— begin TASK INPUTS —
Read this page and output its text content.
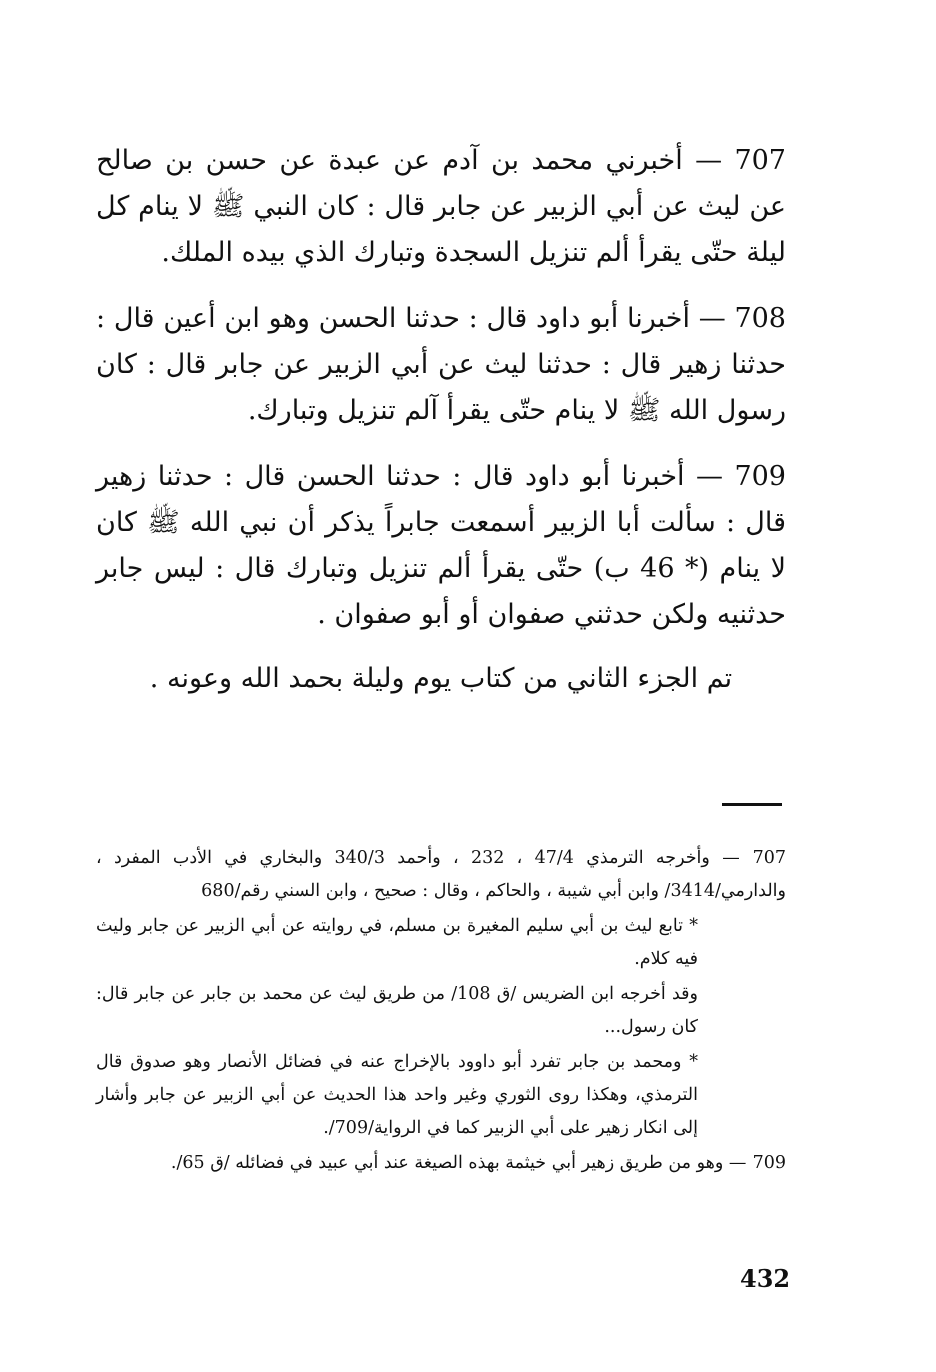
707 — أخبرني محمد بن آدم عن عبدة عن حسن بن صالح عن ليث عن أبي الزبير عن جابر قال : كان النبي ﷺ لا ينام كل ليلة حتّى يقرأ ألم تنزيل السجدة وتبارك الذي بيده الملك.

708 — أخبرنا أبو داود قال : حدثنا الحسن وهو ابن أعين قال : حدثنا زهير قال : حدثنا ليث عن أبي الزبير عن جابر قال : كان رسول الله ﷺ لا ينام حتّى يقرأ آلم تنزيل وتبارك.

709 — أخبرنا أبو داود قال : حدثنا الحسن قال : حدثنا زهير قال : سألت أبا الزبير أسمعت جابراً يذكر أن نبي الله ﷺ كان لا ينام (* 46 ب) حتّى يقرأ ألم تنزيل وتبارك قال : ليس جابر حدثنيه ولكن حدثني صفوان أو أبو صفوان .

تم الجزء الثاني من كتاب يوم وليلة بحمد الله وعونه .

707 — وأخرجه الترمذي 47/4 ، 232 ، وأحمد 340/3 والبخاري في الأدب المفرد ، والدارمي/3414/ وابن أبي شيبة ، والحاكم ، وقال : صحيح ، وابن السني رقم/680

* تابع ليث بن أبي سليم المغيرة بن مسلم، في روايته عن أبي الزبير عن جابر وليث فيه كلام.

وقد أخرجه ابن الضريس /ق 108/ من طريق ليث عن محمد بن جابر عن جابر قال: كان رسول...

* ومحمد بن جابر تفرد أبو داوود بالإخراج عنه في فضائل الأنصار وهو صدوق قال الترمذي، وهكذا روى الثوري وغير واحد هذا الحديث عن أبي الزبير عن جابر وأشار إلى انكار زهير على أبي الزبير كما في الرواية/709/.

709 — وهو من طريق زهير أبي خيثمة بهذه الصيغة عند أبي عبيد في فضائله /ق 65/.

432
— end TASK INPUTS —
> **SHORT PROBLEM**:
Reproduce each entry precisely. Leave the pictures out.

> **THE OUTPUT**:
Read this page and output its text content.
707 — أخبرني محمد بن آدم عن عبدة عن حسن بن صالح عن ليث عن أبي الزبير عن جابر قال : كان النبي ﷺ لا ينام كل ليلة حتّى يقرأ ألم تنزيل السجدة وتبارك الذي بيده الملك.

708 — أخبرنا أبو داود قال : حدثنا الحسن وهو ابن أعين قال : حدثنا زهير قال : حدثنا ليث عن أبي الزبير عن جابر قال : كان رسول الله ﷺ لا ينام حتّى يقرأ آلم تنزيل وتبارك.

709 — أخبرنا أبو داود قال : حدثنا الحسن قال : حدثنا زهير قال : سألت أبا الزبير أسمعت جابراً يذكر أن نبي الله ﷺ كان لا ينام (* 46 ب) حتّى يقرأ ألم تنزيل وتبارك قال : ليس جابر حدثنيه ولكن حدثني صفوان أو أبو صفوان .

تم الجزء الثاني من كتاب يوم وليلة بحمد الله وعونه .

707 — وأخرجه الترمذي 47/4 ، 232 ، وأحمد 340/3 والبخاري في الأدب المفرد ، والدارمي/3414/ وابن أبي شيبة ، والحاكم ، وقال : صحيح ، وابن السني رقم/680

* تابع ليث بن أبي سليم المغيرة بن مسلم، في روايته عن أبي الزبير عن جابر وليث فيه كلام.

وقد أخرجه ابن الضريس /ق 108/ من طريق ليث عن محمد بن جابر عن جابر قال: كان رسول...

* ومحمد بن جابر تفرد أبو داوود بالإخراج عنه في فضائل الأنصار وهو صدوق قال الترمذي، وهكذا روى الثوري وغير واحد هذا الحديث عن أبي الزبير عن جابر وأشار إلى انكار زهير على أبي الزبير كما في الرواية/709/.

709 — وهو من طريق زهير أبي خيثمة بهذه الصيغة عند أبي عبيد في فضائله /ق 65/.

432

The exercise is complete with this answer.